_GOAL:_ From the entries that follow, pick out all lines holding "name".
** BEGIN **
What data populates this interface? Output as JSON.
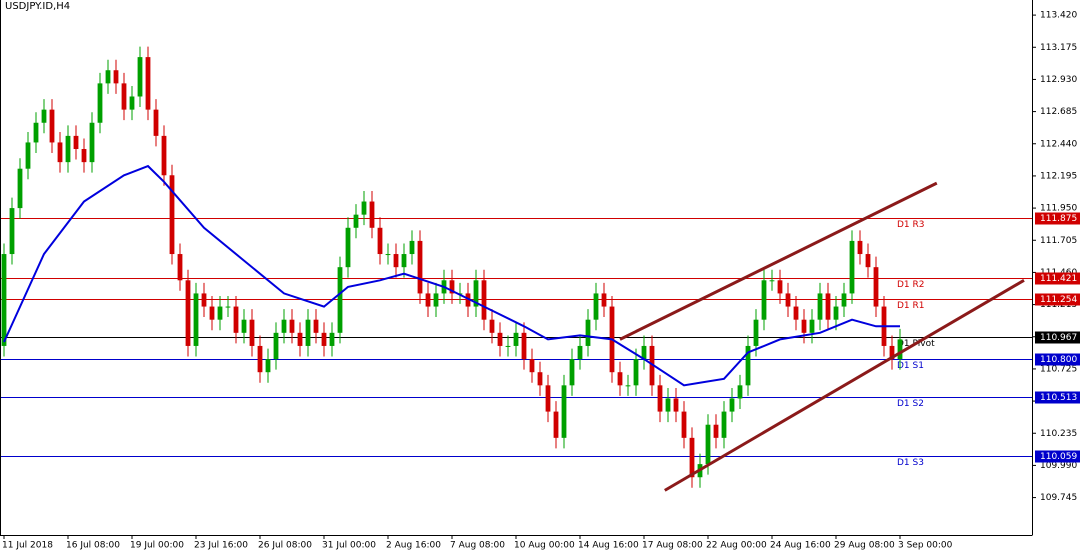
{
  "chart_data": {
    "type": "candlestick",
    "title": "USDJPY.ID,H4",
    "up_color": "#00a000",
    "down_color": "#d00000",
    "open": [
      110.9,
      111.6,
      111.95,
      112.25,
      112.45,
      112.6,
      112.7,
      112.45,
      112.3,
      112.5,
      112.4,
      112.3,
      112.6,
      112.9,
      113.0,
      112.9,
      112.7,
      112.8,
      113.1,
      112.7,
      112.5,
      112.2,
      111.6,
      111.4,
      110.9,
      111.3,
      111.2,
      111.1,
      111.2,
      111.2,
      111.0,
      111.1,
      110.9,
      110.7,
      110.8,
      111.0,
      111.1,
      111.0,
      110.9,
      111.1,
      111.0,
      110.9,
      111.0,
      111.5,
      111.8,
      111.9,
      112.0,
      111.8,
      111.6,
      111.6,
      111.5,
      111.6,
      111.7,
      111.3,
      111.2,
      111.3,
      111.4,
      111.3,
      111.3,
      111.2,
      111.4,
      111.1,
      111.0,
      110.9,
      110.9,
      111.0,
      110.8,
      110.7,
      110.6,
      110.4,
      110.2,
      110.6,
      110.8,
      110.9,
      111.1,
      111.3,
      111.2,
      110.7,
      110.6,
      110.6,
      110.8,
      110.9,
      110.6,
      110.4,
      110.5,
      110.4,
      110.2,
      109.9,
      110.0,
      110.3,
      110.2,
      110.4,
      110.5,
      110.6,
      110.9,
      111.1,
      111.4,
      111.4,
      111.3,
      111.2,
      111.1,
      111.0,
      111.1,
      111.3,
      111.1,
      111.2,
      111.3,
      111.7,
      111.6,
      111.5,
      111.2,
      110.9,
      110.8
    ],
    "high": [
      111.68,
      112.03,
      112.33,
      112.53,
      112.68,
      112.78,
      112.78,
      112.53,
      112.58,
      112.58,
      112.48,
      112.68,
      112.98,
      113.08,
      113.08,
      112.98,
      112.88,
      113.18,
      113.18,
      112.78,
      112.58,
      112.28,
      111.68,
      111.48,
      111.38,
      111.38,
      111.28,
      111.28,
      111.28,
      111.28,
      111.18,
      111.18,
      110.98,
      110.88,
      111.08,
      111.18,
      111.18,
      111.08,
      111.18,
      111.18,
      111.08,
      111.08,
      111.58,
      111.88,
      111.98,
      112.08,
      112.08,
      111.88,
      111.68,
      111.68,
      111.68,
      111.78,
      111.78,
      111.38,
      111.38,
      111.48,
      111.48,
      111.38,
      111.38,
      111.48,
      111.48,
      111.18,
      111.08,
      110.98,
      111.08,
      111.08,
      110.88,
      110.78,
      110.68,
      110.48,
      110.68,
      110.88,
      110.98,
      111.18,
      111.38,
      111.38,
      111.28,
      110.78,
      110.68,
      110.88,
      110.98,
      110.98,
      110.68,
      110.58,
      110.58,
      110.48,
      110.28,
      110.08,
      110.38,
      110.38,
      110.48,
      110.58,
      110.68,
      110.98,
      111.18,
      111.48,
      111.48,
      111.48,
      111.38,
      111.28,
      111.18,
      111.18,
      111.38,
      111.38,
      111.28,
      111.38,
      111.78,
      111.78,
      111.68,
      111.58,
      111.28,
      110.98,
      111.03
    ],
    "low": [
      110.82,
      111.52,
      111.87,
      112.17,
      112.37,
      112.52,
      112.37,
      112.22,
      112.22,
      112.32,
      112.22,
      112.22,
      112.52,
      112.82,
      112.82,
      112.62,
      112.62,
      112.72,
      112.62,
      112.42,
      112.12,
      111.52,
      111.32,
      110.82,
      110.82,
      111.12,
      111.02,
      111.02,
      111.12,
      110.92,
      110.92,
      110.82,
      110.62,
      110.62,
      110.72,
      110.92,
      110.92,
      110.82,
      110.82,
      110.92,
      110.82,
      110.82,
      110.92,
      111.42,
      111.72,
      111.82,
      111.72,
      111.52,
      111.52,
      111.42,
      111.42,
      111.52,
      111.22,
      111.12,
      111.12,
      111.22,
      111.22,
      111.22,
      111.12,
      111.12,
      111.02,
      110.92,
      110.82,
      110.82,
      110.82,
      110.72,
      110.62,
      110.52,
      110.32,
      110.12,
      110.12,
      110.52,
      110.72,
      110.82,
      111.02,
      111.12,
      110.62,
      110.52,
      110.52,
      110.52,
      110.72,
      110.52,
      110.32,
      110.32,
      110.32,
      110.12,
      109.82,
      109.82,
      109.92,
      110.12,
      110.12,
      110.32,
      110.42,
      110.52,
      110.82,
      111.02,
      111.32,
      111.22,
      111.12,
      111.02,
      110.92,
      110.92,
      111.02,
      111.02,
      111.02,
      111.12,
      111.22,
      111.52,
      111.42,
      111.12,
      110.82,
      110.72,
      110.72
    ],
    "close": [
      111.6,
      111.95,
      112.25,
      112.45,
      112.6,
      112.7,
      112.45,
      112.3,
      112.5,
      112.4,
      112.3,
      112.6,
      112.9,
      113.0,
      112.9,
      112.7,
      112.8,
      113.1,
      112.7,
      112.5,
      112.2,
      111.6,
      111.4,
      110.9,
      111.3,
      111.2,
      111.1,
      111.2,
      111.2,
      111.0,
      111.1,
      110.9,
      110.7,
      110.8,
      111.0,
      111.1,
      111.0,
      110.9,
      111.1,
      111.0,
      110.9,
      111.0,
      111.5,
      111.8,
      111.9,
      112.0,
      111.8,
      111.6,
      111.6,
      111.5,
      111.6,
      111.7,
      111.3,
      111.2,
      111.3,
      111.4,
      111.3,
      111.3,
      111.2,
      111.4,
      111.1,
      111.0,
      110.9,
      110.9,
      111.0,
      110.8,
      110.7,
      110.6,
      110.4,
      110.2,
      110.6,
      110.8,
      110.9,
      111.1,
      111.3,
      111.2,
      110.7,
      110.6,
      110.6,
      110.8,
      110.9,
      110.6,
      110.4,
      110.5,
      110.4,
      110.2,
      109.9,
      110.0,
      110.3,
      110.2,
      110.4,
      110.5,
      110.6,
      110.9,
      111.1,
      111.4,
      111.4,
      111.3,
      111.2,
      111.1,
      111.0,
      111.1,
      111.3,
      111.1,
      111.2,
      111.3,
      111.7,
      111.6,
      111.5,
      111.2,
      110.9,
      110.8,
      110.95
    ],
    "moving_average": {
      "color": "#0000dd",
      "x": [
        0,
        5,
        10,
        15,
        18,
        20,
        25,
        30,
        35,
        40,
        43,
        47,
        50,
        55,
        60,
        65,
        68,
        72,
        76,
        80,
        85,
        90,
        93,
        97,
        102,
        106,
        109,
        112
      ],
      "values": [
        110.93,
        111.6,
        112.0,
        112.2,
        112.27,
        112.15,
        111.8,
        111.55,
        111.3,
        111.2,
        111.35,
        111.4,
        111.45,
        111.35,
        111.2,
        111.05,
        110.95,
        110.98,
        110.95,
        110.8,
        110.6,
        110.65,
        110.85,
        110.95,
        111.0,
        111.1,
        111.05,
        111.05
      ]
    },
    "levels": [
      {
        "name": "D1 R3",
        "value": 111.875,
        "label": "111.875",
        "color": "#d00000"
      },
      {
        "name": "D1 R2",
        "value": 111.421,
        "label": "111.421",
        "color": "#d00000"
      },
      {
        "name": "D1 R1",
        "value": 111.254,
        "label": "111.254",
        "color": "#d00000"
      },
      {
        "name": "D1 Pivot",
        "value": 110.967,
        "label": "110.967",
        "color": "#000000"
      },
      {
        "name": "D1 S1",
        "value": 110.8,
        "label": "110.800",
        "color": "#0000cc"
      },
      {
        "name": "D1 S2",
        "value": 110.513,
        "label": "110.513",
        "color": "#0000cc"
      },
      {
        "name": "D1 S3",
        "value": 110.059,
        "label": "110.059",
        "color": "#0000cc"
      }
    ],
    "trendlines": {
      "color": "#8b1a1a",
      "lines": [
        {
          "x": [
            77,
            116.6
          ],
          "y": [
            110.95,
            112.14
          ]
        },
        {
          "x": [
            82.6,
            127.5
          ],
          "y": [
            109.8,
            111.4
          ]
        }
      ]
    },
    "xlim": [
      -0.5,
      128.5
    ],
    "xticks": [
      {
        "value": 0,
        "label": "11 Jul 2018"
      },
      {
        "value": 8,
        "label": "16 Jul 08:00"
      },
      {
        "value": 16,
        "label": "19 Jul 00:00"
      },
      {
        "value": 24,
        "label": "23 Jul 16:00"
      },
      {
        "value": 32,
        "label": "26 Jul 08:00"
      },
      {
        "value": 40,
        "label": "31 Jul 00:00"
      },
      {
        "value": 48,
        "label": "2 Aug 16:00"
      },
      {
        "value": 56,
        "label": "7 Aug 08:00"
      },
      {
        "value": 64,
        "label": "10 Aug 00:00"
      },
      {
        "value": 72,
        "label": "14 Aug 16:00"
      },
      {
        "value": 80,
        "label": "17 Aug 08:00"
      },
      {
        "value": 88,
        "label": "22 Aug 00:00"
      },
      {
        "value": 96,
        "label": "24 Aug 16:00"
      },
      {
        "value": 104,
        "label": "29 Aug 08:00"
      },
      {
        "value": 112,
        "label": "3 Sep 00:00"
      }
    ],
    "ylim": [
      109.46,
      113.535
    ],
    "yticks": [
      {
        "value": 113.42,
        "label": "113.420"
      },
      {
        "value": 113.175,
        "label": "113.175"
      },
      {
        "value": 112.93,
        "label": "112.930"
      },
      {
        "value": 112.685,
        "label": "112.685"
      },
      {
        "value": 112.44,
        "label": "112.440"
      },
      {
        "value": 112.195,
        "label": "112.195"
      },
      {
        "value": 111.95,
        "label": "111.950"
      },
      {
        "value": 111.705,
        "label": "111.705"
      },
      {
        "value": 111.46,
        "label": "111.460"
      },
      {
        "value": 111.215,
        "label": "111.215"
      },
      {
        "value": 110.97,
        "label": "110.970"
      },
      {
        "value": 110.725,
        "label": "110.725"
      },
      {
        "value": 110.48,
        "label": "110.480"
      },
      {
        "value": 110.235,
        "label": "110.235"
      },
      {
        "value": 109.99,
        "label": "109.990"
      },
      {
        "value": 109.745,
        "label": "109.745"
      }
    ]
  }
}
** END **
_RESPONSE TO THE TASK:_
        "name": "D1 R3",
        "name": "D1 R2",
        "name": "D1 R1",
        "name": "D1 Pivot",
        "name": "D1 S1",
        "name": "D1 S2",
        "name": "D1 S3",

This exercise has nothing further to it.